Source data
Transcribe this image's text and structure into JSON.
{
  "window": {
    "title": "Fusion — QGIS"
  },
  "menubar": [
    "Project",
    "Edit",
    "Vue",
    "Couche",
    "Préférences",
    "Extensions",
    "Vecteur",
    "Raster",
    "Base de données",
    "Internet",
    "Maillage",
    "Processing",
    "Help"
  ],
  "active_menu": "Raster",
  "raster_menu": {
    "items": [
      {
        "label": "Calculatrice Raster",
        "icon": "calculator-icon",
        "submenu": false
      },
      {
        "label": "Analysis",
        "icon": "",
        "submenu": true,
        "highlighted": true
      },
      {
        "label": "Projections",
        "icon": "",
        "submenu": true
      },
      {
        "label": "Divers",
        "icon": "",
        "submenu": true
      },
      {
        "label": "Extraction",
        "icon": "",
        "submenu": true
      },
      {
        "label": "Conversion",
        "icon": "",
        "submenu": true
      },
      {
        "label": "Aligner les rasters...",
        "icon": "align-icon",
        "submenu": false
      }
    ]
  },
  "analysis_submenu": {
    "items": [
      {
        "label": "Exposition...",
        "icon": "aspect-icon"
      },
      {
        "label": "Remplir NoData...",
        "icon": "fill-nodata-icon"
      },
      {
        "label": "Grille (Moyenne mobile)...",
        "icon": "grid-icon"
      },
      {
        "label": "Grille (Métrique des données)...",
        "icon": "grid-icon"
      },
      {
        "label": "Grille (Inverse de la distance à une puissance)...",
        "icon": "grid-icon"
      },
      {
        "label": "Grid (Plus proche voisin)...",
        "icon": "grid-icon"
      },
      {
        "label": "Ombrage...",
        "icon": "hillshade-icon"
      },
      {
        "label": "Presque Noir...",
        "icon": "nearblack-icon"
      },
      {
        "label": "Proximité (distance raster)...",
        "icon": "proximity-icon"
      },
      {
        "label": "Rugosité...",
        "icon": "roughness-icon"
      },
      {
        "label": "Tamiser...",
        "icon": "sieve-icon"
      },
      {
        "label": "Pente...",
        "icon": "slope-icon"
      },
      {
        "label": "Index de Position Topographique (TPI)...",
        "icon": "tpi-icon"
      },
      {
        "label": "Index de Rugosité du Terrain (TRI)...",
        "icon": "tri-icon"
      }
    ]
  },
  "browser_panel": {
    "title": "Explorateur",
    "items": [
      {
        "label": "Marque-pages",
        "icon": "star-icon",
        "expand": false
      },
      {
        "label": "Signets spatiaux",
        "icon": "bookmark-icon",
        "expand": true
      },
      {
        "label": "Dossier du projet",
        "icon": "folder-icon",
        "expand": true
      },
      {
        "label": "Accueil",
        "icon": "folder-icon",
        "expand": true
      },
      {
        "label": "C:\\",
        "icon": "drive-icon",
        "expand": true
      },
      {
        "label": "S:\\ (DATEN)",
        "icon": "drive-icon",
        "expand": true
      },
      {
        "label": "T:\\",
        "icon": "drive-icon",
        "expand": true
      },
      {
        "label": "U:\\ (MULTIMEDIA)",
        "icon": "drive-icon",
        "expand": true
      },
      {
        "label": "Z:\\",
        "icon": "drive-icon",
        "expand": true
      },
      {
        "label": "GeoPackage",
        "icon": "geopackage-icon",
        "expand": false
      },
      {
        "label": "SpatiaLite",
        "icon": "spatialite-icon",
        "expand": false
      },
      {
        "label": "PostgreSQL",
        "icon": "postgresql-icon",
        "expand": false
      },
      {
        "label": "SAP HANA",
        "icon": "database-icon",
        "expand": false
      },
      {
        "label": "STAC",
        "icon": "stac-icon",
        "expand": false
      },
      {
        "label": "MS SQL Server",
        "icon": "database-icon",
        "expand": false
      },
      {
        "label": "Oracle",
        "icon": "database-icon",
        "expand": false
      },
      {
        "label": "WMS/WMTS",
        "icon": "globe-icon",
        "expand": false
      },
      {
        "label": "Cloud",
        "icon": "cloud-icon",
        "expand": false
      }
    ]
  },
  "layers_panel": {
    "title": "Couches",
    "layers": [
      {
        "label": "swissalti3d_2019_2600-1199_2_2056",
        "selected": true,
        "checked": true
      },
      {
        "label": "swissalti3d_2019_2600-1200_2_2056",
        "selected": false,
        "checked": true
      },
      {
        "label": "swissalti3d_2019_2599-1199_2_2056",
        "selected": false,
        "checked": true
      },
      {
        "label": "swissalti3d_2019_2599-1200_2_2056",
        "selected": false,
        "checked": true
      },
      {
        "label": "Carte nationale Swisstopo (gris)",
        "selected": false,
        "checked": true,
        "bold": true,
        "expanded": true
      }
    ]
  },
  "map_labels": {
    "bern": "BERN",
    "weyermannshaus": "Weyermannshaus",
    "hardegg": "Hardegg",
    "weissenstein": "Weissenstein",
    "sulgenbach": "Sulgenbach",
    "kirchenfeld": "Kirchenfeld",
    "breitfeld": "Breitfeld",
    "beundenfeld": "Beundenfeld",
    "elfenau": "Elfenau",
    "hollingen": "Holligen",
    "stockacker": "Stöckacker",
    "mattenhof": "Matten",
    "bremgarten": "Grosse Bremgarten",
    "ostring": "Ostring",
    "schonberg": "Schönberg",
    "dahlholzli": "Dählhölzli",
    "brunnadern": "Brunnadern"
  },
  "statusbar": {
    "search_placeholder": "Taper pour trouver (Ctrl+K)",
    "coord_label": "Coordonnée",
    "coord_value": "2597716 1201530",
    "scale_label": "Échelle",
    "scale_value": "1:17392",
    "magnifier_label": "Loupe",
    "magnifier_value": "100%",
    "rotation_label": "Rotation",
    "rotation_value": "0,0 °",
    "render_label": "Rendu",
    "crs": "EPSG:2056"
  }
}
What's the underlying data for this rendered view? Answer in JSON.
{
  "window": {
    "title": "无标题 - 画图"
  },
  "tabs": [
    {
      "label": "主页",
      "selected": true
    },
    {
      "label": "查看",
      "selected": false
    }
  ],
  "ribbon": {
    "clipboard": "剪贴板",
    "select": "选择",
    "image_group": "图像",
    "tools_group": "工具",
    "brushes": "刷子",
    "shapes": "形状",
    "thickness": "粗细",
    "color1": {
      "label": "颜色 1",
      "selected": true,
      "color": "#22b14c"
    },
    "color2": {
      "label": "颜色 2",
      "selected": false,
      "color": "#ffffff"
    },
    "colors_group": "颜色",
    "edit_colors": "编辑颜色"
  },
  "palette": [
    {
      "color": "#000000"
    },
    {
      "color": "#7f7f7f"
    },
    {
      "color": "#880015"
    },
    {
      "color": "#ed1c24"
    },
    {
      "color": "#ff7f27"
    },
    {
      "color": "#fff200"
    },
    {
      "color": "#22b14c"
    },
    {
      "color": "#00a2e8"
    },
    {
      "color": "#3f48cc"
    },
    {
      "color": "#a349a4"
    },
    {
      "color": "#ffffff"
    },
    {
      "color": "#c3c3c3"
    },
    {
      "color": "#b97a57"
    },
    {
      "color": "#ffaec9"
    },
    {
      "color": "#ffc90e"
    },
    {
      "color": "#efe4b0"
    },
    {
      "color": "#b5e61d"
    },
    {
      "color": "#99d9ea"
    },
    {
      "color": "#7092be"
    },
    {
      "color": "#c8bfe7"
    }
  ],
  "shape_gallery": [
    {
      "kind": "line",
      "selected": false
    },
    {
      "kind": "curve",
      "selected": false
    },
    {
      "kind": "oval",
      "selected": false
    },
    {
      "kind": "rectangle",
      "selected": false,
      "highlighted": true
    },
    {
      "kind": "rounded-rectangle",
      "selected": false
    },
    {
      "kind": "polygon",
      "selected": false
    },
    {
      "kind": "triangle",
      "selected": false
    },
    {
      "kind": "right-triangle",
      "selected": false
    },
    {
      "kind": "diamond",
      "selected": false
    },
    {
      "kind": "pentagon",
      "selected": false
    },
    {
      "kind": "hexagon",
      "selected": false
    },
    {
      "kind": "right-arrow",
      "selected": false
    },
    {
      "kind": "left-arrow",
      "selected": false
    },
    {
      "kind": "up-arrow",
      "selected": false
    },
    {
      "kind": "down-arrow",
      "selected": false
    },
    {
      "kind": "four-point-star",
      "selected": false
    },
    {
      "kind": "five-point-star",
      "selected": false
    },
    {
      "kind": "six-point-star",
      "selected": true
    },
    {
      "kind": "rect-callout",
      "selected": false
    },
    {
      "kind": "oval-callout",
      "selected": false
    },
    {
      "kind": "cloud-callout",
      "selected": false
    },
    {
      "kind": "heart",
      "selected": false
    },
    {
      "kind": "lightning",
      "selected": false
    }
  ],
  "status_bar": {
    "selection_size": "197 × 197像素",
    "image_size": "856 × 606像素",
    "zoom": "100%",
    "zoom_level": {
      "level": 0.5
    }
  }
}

# WHAT YOU SHOULD DO:
Write out every line of the preceding listing that contains "star".

# ANSWER IN FULL:
        "icon": "star-icon",
      "kind": "four-point-star",
      "kind": "five-point-star",
      "kind": "six-point-star",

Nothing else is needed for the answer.